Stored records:
---
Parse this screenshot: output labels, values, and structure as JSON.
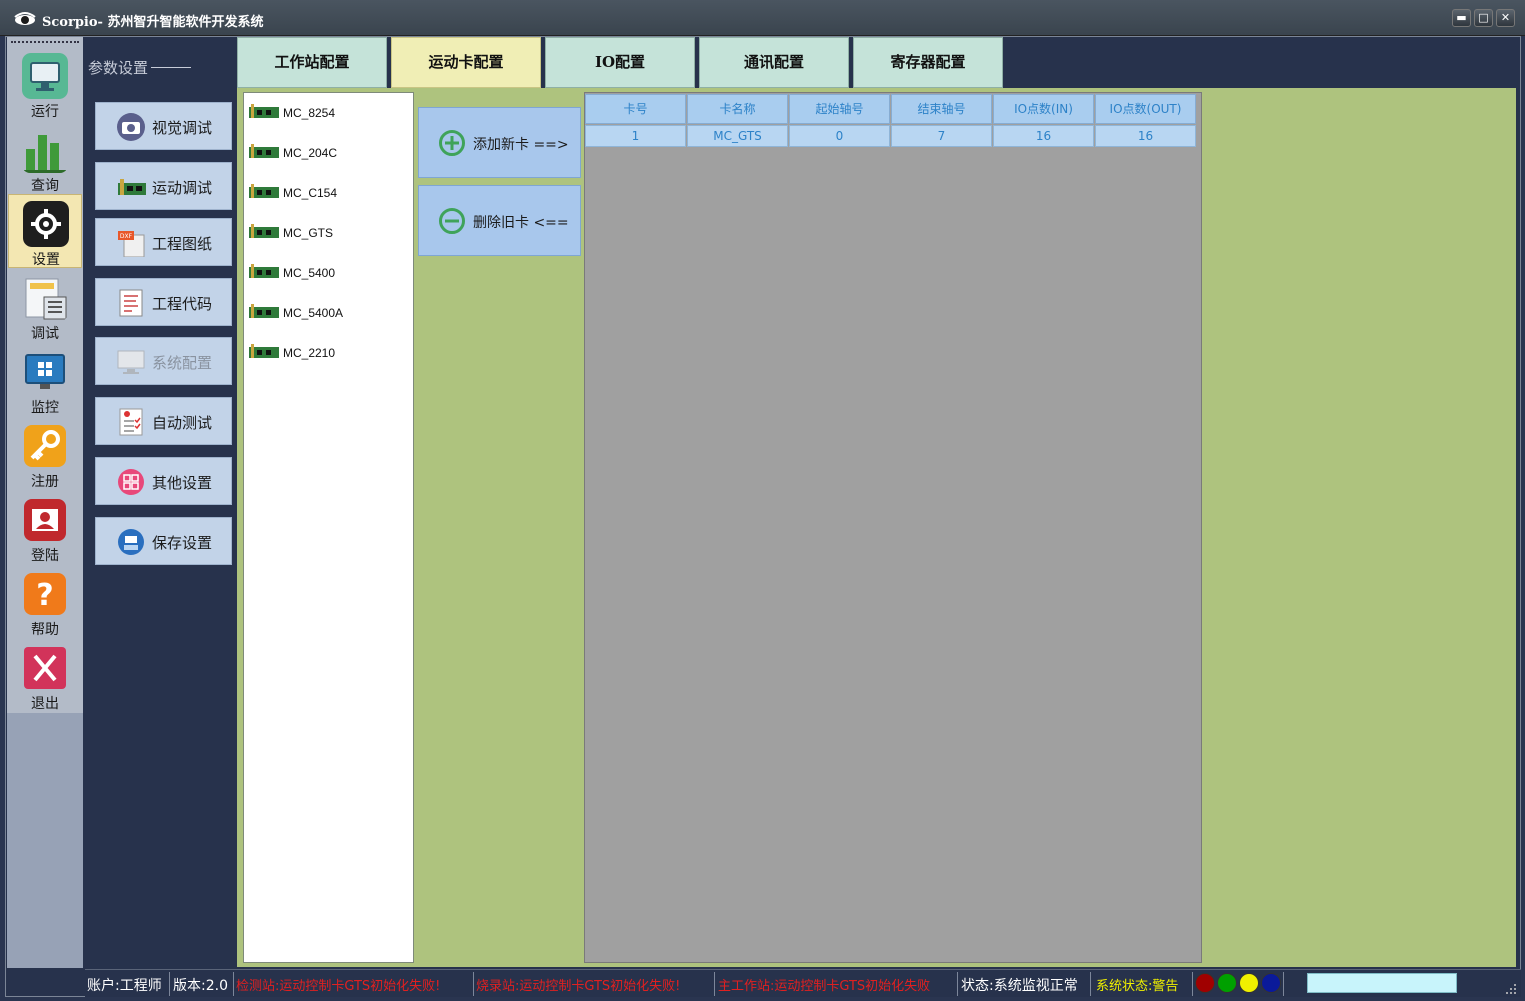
{
  "window": {
    "title": "Scorpio- 苏州智升智能软件开发系统",
    "min_label": "▬",
    "max_label": "□",
    "close_label": "✕"
  },
  "leftnav": {
    "items": [
      {
        "label": "运行",
        "icon": "monitor-icon",
        "color": "#4caf8a",
        "active": false
      },
      {
        "label": "查询",
        "icon": "bar-chart-icon",
        "color": "#3f9a3a",
        "active": false
      },
      {
        "label": "设置",
        "icon": "gear-icon",
        "color": "#222222",
        "active": true
      },
      {
        "label": "调试",
        "icon": "calculator-icon",
        "color": "#d0d6de",
        "active": false
      },
      {
        "label": "监控",
        "icon": "windows-monitor-icon",
        "color": "#2a7bbf",
        "active": false
      },
      {
        "label": "注册",
        "icon": "key-icon",
        "color": "#f0a21a",
        "active": false
      },
      {
        "label": "登陆",
        "icon": "user-card-icon",
        "color": "#c0282d",
        "active": false
      },
      {
        "label": "帮助",
        "icon": "question-icon",
        "color": "#f07a1a",
        "active": false
      },
      {
        "label": "退出",
        "icon": "exit-icon",
        "color": "#d2335a",
        "active": false
      }
    ]
  },
  "sidepanel": {
    "header": "参数设置",
    "buttons": [
      {
        "label": "视觉调试",
        "icon": "camera-icon",
        "enabled": true
      },
      {
        "label": "运动调试",
        "icon": "motion-card-icon",
        "enabled": true
      },
      {
        "label": "工程图纸",
        "icon": "dxf-file-icon",
        "enabled": true
      },
      {
        "label": "工程代码",
        "icon": "code-doc-icon",
        "enabled": true
      },
      {
        "label": "系统配置",
        "icon": "computer-icon",
        "enabled": false
      },
      {
        "label": "自动测试",
        "icon": "checklist-icon",
        "enabled": true
      },
      {
        "label": "其他设置",
        "icon": "grid-settings-icon",
        "enabled": true
      },
      {
        "label": "保存设置",
        "icon": "save-disk-icon",
        "enabled": true
      }
    ]
  },
  "tabs": [
    {
      "label": "工作站配置",
      "active": false
    },
    {
      "label": "运动卡配置",
      "active": true
    },
    {
      "label": "IO配置",
      "active": false
    },
    {
      "label": "通讯配置",
      "active": false
    },
    {
      "label": "寄存器配置",
      "active": false
    }
  ],
  "cardlist": {
    "items": [
      "MC_8254",
      "MC_204C",
      "MC_C154",
      "MC_GTS",
      "MC_5400",
      "MC_5400A",
      "MC_2210"
    ]
  },
  "actions": {
    "add_label": "添加新卡 ==>",
    "remove_label": "删除旧卡 <=="
  },
  "table": {
    "headers": [
      "卡号",
      "卡名称",
      "起始轴号",
      "结束轴号",
      "IO点数(IN)",
      "IO点数(OUT)"
    ],
    "rows": [
      [
        "1",
        "MC_GTS",
        "0",
        "7",
        "16",
        "16"
      ]
    ]
  },
  "status": {
    "account": "账户:工程师",
    "version": "版本:2.0",
    "msg1": "检测站:运动控制卡GTS初始化失败!",
    "msg2": "烧录站:运动控制卡GTS初始化失败!",
    "msg3": "主工作站:运动控制卡GTS初始化失败",
    "monitor": "状态:系统监视正常",
    "system": "系统状态:警告",
    "lamp_colors": [
      "#a00000",
      "#00a000",
      "#f0f000",
      "#0a1a9a"
    ],
    "error_color": "#e02020",
    "warn_color": "#f0f000"
  }
}
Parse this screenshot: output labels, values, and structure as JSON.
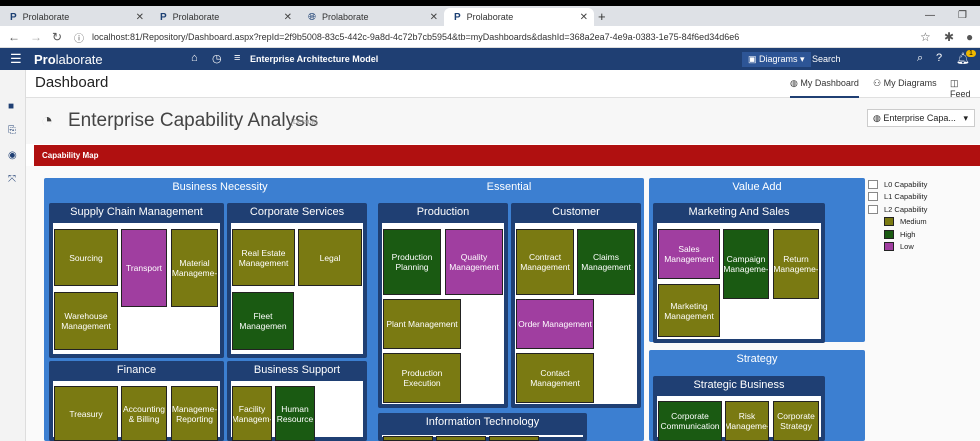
{
  "browser": {
    "tabs": [
      {
        "title": "Prolaborate",
        "icon": "P"
      },
      {
        "title": "Prolaborate",
        "icon": "P"
      },
      {
        "title": "Prolaborate",
        "icon": "globe"
      },
      {
        "title": "Prolaborate",
        "icon": "P"
      }
    ],
    "url": "localhost:81/Repository/Dashboard.aspx?repId=2f9b5008-83c5-442c-9a8d-4c72b7cb5954&tb=myDashboards&dashId=368a2ea7-4e9a-0383-1e75-84f6ed34d6e6"
  },
  "app": {
    "logo_bold": "Pro",
    "logo_rest": "laborate",
    "model_name": "Enterprise Architecture Model",
    "diagrams_label": "Diagrams",
    "search_placeholder": "Search",
    "notification_count": "1"
  },
  "subheader": {
    "title": "Dashboard",
    "nav": [
      "My Dashboard",
      "My Diagrams",
      "Feed"
    ]
  },
  "page": {
    "title": "Enterprise Capability Analysis",
    "tag": "[Default]",
    "dropdown": "Enterprise Capa..."
  },
  "capmap": {
    "bar_label": "Capability Map",
    "l0": [
      "Business Necessity",
      "Essential",
      "Value Add",
      "Strategy"
    ],
    "l1": [
      "Supply Chain Management",
      "Corporate Services",
      "Finance",
      "Business Support",
      "Production",
      "Customer",
      "Information Technology",
      "Marketing And Sales",
      "Strategic Business"
    ],
    "l2": {
      "sourcing": "Sourcing",
      "transport": "Transport",
      "material": "Material Manageme-",
      "warehouse": "Warehouse Management",
      "realestate": "Real Estate Management",
      "legal": "Legal",
      "fleet": "Fleet Managemen",
      "treasury": "Treasury",
      "accounting": "Accounting & Billing",
      "mgmtreporting": "Manageme- Reporting",
      "facility": "Facility Managem-",
      "hr": "Human Resource",
      "prodplanning": "Production Planning",
      "quality": "Quality Management",
      "plant": "Plant Management",
      "prodexec": "Production Execution",
      "contract": "Contract Management",
      "claims": "Claims Management",
      "order": "Order Management",
      "contact": "Contact Management",
      "sales": "Sales Management",
      "campaign": "Campaign Manageme-",
      "return": "Return Manageme-",
      "marketing": "Marketing Management",
      "corpcomm": "Corporate Communication",
      "risk": "Risk Manageme-",
      "corpstrategy": "Corporate Strategy"
    }
  },
  "legend": {
    "items": [
      "L0 Capability",
      "L1 Capability",
      "L2 Capability"
    ],
    "levels": [
      "Medium",
      "High",
      "Low"
    ],
    "colors": {
      "medium": "#7a7a12",
      "high": "#1a5a12",
      "low": "#a03ea0",
      "l0": "#3c7fd1",
      "l1": "#1f3f73",
      "bar": "#b01010"
    }
  }
}
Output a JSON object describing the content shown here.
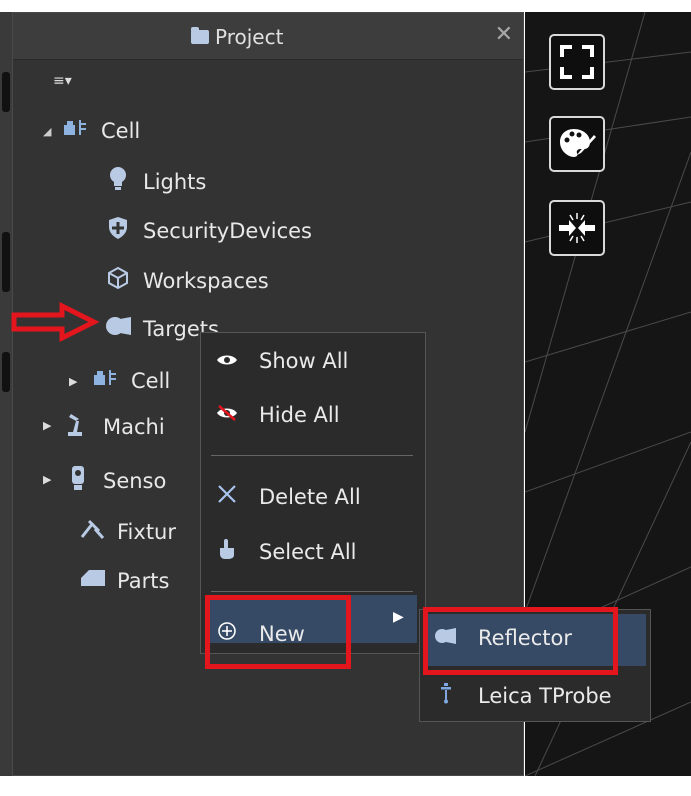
{
  "panel": {
    "title": "Project",
    "close_glyph": "✕",
    "menu_glyph": "≡▾"
  },
  "tree": {
    "items": [
      {
        "label": "Cell",
        "icon": "cell-icon"
      },
      {
        "label": "Lights",
        "icon": "bulb-icon"
      },
      {
        "label": "SecurityDevices",
        "icon": "shield-icon"
      },
      {
        "label": "Workspaces",
        "icon": "cube-icon"
      },
      {
        "label": "Targets",
        "icon": "target-icon"
      },
      {
        "label": "Cell",
        "icon": "cell-icon"
      },
      {
        "label": "Machi",
        "icon": "robot-arm-icon"
      },
      {
        "label": "Senso",
        "icon": "sensor-icon"
      },
      {
        "label": "Fixtur",
        "icon": "fixture-icon"
      },
      {
        "label": "Parts",
        "icon": "part-icon"
      }
    ]
  },
  "context_menu": {
    "show_all": "Show All",
    "hide_all": "Hide All",
    "delete_all": "Delete All",
    "select_all": "Select All",
    "new": "New"
  },
  "submenu": {
    "reflector": "Reflector",
    "leica_tprobe": "Leica TProbe"
  },
  "colors": {
    "panel_bg": "#333333",
    "menu_bg": "#2b2b2b",
    "highlight_row": "#364a66",
    "annotation_red": "#e3151d"
  }
}
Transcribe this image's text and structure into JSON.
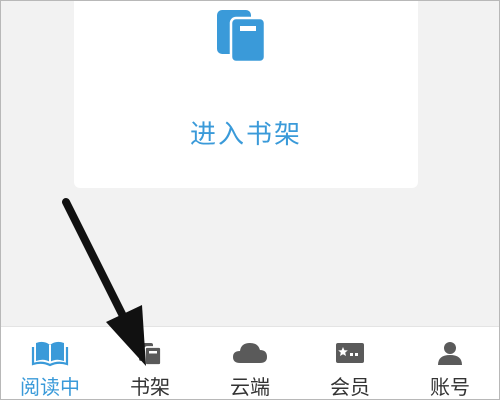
{
  "colors": {
    "accent": "#3a9ad9",
    "icon_grey": "#5a5a5a",
    "background": "#f2f2f2"
  },
  "shelf_card": {
    "icon": "books-icon",
    "label": "进入书架"
  },
  "tabbar": {
    "active_index": 0,
    "tabs": [
      {
        "label": "阅读中",
        "icon": "open-book-icon"
      },
      {
        "label": "书架",
        "icon": "bookshelf-icon"
      },
      {
        "label": "云端",
        "icon": "cloud-icon"
      },
      {
        "label": "会员",
        "icon": "member-card-icon"
      },
      {
        "label": "账号",
        "icon": "account-icon"
      }
    ]
  },
  "annotation": {
    "icon": "black-arrow-pointing-to-bookshelf-tab"
  }
}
---
(WHAT YOU WILL DO) Your answer should be a single number: the count of lines holding the word "JSON".

(RESULT OF THE EXERCISE) 4